_Problem to work on:_
Determine the number of lines containing the word "title". Reply with it and nothing else.

Records contained in a dataset
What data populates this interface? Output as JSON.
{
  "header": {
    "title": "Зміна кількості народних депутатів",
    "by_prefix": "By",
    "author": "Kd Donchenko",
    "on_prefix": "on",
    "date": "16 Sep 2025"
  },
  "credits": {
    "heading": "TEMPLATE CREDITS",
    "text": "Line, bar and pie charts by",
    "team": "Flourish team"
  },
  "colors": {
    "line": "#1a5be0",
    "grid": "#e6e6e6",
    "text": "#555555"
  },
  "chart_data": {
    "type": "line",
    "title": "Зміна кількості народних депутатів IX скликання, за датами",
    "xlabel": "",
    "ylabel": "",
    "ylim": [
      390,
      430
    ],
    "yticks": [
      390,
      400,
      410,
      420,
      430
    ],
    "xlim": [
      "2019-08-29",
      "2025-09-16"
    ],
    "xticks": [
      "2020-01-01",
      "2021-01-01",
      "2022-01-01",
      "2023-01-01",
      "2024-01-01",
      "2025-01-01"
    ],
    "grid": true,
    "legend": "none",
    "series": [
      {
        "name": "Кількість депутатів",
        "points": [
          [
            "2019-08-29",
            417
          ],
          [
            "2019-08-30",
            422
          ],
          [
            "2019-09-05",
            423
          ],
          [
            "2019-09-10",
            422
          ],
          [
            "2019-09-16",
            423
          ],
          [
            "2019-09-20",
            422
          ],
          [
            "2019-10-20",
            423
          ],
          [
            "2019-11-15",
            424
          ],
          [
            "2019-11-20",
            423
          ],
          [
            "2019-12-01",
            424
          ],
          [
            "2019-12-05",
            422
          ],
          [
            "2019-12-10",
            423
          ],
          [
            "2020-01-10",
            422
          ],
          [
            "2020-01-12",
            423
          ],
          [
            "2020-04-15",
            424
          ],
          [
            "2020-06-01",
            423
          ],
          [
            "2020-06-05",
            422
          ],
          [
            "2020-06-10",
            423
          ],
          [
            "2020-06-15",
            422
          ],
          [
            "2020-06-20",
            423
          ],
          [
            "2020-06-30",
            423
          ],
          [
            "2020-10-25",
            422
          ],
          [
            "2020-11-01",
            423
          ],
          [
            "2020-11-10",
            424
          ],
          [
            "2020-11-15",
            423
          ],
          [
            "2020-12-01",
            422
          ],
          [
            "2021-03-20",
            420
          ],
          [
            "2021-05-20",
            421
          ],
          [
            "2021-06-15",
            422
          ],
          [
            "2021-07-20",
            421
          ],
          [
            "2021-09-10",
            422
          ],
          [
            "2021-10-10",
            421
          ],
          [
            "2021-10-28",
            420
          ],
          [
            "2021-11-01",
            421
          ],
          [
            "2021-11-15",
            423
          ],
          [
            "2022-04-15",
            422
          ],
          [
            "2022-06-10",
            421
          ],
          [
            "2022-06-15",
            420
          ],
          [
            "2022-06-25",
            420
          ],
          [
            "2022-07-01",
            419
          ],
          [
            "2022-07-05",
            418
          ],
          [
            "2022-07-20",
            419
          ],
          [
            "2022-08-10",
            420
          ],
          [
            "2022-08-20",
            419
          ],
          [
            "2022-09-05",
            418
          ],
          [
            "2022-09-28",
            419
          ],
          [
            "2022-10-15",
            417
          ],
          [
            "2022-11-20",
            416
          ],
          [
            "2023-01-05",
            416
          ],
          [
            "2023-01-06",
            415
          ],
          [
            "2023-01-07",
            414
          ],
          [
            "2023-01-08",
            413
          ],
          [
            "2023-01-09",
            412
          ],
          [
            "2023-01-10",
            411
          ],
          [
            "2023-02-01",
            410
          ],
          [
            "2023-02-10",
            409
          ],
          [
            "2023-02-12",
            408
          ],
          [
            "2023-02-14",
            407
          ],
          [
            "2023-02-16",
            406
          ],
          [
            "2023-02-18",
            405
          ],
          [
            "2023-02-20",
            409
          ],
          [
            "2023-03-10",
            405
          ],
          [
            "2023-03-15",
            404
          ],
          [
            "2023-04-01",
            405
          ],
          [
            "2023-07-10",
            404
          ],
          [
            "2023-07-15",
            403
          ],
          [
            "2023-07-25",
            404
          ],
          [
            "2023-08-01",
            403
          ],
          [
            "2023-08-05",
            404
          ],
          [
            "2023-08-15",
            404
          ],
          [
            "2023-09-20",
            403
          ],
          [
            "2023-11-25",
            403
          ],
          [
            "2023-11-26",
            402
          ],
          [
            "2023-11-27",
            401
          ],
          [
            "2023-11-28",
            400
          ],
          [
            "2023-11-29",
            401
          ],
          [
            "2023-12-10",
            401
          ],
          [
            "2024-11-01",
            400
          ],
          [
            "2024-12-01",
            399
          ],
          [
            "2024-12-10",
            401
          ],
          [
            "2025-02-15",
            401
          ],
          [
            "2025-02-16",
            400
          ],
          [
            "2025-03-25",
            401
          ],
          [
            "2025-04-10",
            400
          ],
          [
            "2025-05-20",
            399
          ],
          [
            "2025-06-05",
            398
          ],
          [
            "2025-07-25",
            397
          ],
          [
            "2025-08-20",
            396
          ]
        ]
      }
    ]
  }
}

_Answer for this exercise:_
2